RAW RECORDS>
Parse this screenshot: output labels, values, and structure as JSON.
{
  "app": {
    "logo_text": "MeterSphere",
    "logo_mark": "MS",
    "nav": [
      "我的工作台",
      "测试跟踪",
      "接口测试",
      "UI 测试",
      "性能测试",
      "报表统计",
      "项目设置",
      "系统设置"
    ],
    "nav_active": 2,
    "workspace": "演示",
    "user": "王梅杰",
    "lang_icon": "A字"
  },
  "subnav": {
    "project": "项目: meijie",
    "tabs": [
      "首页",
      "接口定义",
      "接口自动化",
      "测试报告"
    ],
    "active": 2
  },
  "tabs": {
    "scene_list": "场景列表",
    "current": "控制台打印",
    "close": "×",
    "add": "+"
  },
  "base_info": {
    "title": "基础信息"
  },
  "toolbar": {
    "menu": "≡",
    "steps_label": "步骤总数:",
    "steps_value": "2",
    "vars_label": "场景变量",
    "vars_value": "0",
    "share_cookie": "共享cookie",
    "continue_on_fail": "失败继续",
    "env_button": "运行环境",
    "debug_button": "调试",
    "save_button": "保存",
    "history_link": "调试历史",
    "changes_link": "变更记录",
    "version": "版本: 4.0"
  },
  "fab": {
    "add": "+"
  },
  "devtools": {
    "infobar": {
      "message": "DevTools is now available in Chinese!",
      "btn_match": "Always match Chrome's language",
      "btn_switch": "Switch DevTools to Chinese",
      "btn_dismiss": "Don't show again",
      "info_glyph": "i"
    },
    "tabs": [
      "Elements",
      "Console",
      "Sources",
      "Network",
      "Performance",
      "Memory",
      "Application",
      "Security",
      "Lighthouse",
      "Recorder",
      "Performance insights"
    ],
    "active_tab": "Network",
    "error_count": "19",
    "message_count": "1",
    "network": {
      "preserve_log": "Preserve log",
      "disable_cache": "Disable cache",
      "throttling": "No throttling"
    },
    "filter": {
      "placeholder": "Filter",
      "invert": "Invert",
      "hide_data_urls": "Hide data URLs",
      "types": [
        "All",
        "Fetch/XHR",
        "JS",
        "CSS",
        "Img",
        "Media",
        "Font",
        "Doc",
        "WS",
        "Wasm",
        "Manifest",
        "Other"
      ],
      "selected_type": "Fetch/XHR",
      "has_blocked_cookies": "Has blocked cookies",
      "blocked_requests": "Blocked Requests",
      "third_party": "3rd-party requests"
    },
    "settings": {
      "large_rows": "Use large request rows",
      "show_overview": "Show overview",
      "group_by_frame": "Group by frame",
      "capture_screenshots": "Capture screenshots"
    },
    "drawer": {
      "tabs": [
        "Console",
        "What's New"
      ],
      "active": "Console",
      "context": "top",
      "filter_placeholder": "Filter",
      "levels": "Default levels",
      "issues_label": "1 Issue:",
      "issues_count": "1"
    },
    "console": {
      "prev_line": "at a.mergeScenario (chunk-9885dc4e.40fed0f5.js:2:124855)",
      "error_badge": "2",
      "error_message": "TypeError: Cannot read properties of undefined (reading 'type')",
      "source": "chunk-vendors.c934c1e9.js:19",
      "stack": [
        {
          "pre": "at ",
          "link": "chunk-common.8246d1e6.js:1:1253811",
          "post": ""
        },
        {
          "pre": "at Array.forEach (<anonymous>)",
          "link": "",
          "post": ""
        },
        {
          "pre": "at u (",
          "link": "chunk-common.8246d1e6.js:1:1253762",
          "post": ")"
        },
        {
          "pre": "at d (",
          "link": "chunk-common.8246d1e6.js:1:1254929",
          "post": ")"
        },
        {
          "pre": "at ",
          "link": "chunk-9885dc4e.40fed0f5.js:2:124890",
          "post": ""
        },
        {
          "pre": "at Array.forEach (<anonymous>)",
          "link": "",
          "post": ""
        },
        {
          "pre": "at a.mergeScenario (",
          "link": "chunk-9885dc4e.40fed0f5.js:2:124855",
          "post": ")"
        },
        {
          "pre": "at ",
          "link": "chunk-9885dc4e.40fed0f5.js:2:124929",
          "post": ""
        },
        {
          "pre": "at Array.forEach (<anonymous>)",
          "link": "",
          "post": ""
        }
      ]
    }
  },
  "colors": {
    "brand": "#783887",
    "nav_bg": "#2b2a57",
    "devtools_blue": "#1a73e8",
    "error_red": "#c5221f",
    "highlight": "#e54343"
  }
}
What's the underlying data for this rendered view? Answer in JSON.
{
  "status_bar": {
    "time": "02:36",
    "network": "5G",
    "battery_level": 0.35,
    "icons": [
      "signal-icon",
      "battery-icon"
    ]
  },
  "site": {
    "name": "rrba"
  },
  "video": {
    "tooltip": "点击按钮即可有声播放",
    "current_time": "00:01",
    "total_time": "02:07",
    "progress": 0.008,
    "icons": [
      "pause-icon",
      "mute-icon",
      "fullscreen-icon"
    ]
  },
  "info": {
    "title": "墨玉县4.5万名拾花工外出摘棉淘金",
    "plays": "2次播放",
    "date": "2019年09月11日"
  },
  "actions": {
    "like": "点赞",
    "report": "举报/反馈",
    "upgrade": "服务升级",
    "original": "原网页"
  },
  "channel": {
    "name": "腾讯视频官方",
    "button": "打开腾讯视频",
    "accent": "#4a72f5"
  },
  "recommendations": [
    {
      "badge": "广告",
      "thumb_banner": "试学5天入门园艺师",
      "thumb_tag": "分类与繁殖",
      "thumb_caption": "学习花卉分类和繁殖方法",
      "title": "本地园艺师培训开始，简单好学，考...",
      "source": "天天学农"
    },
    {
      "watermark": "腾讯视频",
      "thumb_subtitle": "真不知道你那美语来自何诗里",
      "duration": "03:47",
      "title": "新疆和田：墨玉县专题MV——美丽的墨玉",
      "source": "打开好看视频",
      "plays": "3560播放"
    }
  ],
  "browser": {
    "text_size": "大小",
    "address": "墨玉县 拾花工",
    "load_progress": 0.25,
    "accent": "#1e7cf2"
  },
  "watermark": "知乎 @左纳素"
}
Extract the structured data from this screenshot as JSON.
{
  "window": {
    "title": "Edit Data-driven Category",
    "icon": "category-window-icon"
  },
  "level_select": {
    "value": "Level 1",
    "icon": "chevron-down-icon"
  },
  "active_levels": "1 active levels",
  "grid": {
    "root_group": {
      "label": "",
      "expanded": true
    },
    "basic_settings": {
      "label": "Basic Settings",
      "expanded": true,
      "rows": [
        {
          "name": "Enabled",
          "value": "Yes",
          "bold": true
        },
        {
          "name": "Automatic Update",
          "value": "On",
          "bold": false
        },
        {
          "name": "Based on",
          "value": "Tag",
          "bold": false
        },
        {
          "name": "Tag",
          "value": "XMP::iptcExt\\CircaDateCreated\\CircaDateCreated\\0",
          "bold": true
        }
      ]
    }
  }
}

GOAL>
Pull out the lines above in which the word "levels" appears.

COMPLETED TASK>
      "levels": "Default levels",
  "active_levels": "1 active levels",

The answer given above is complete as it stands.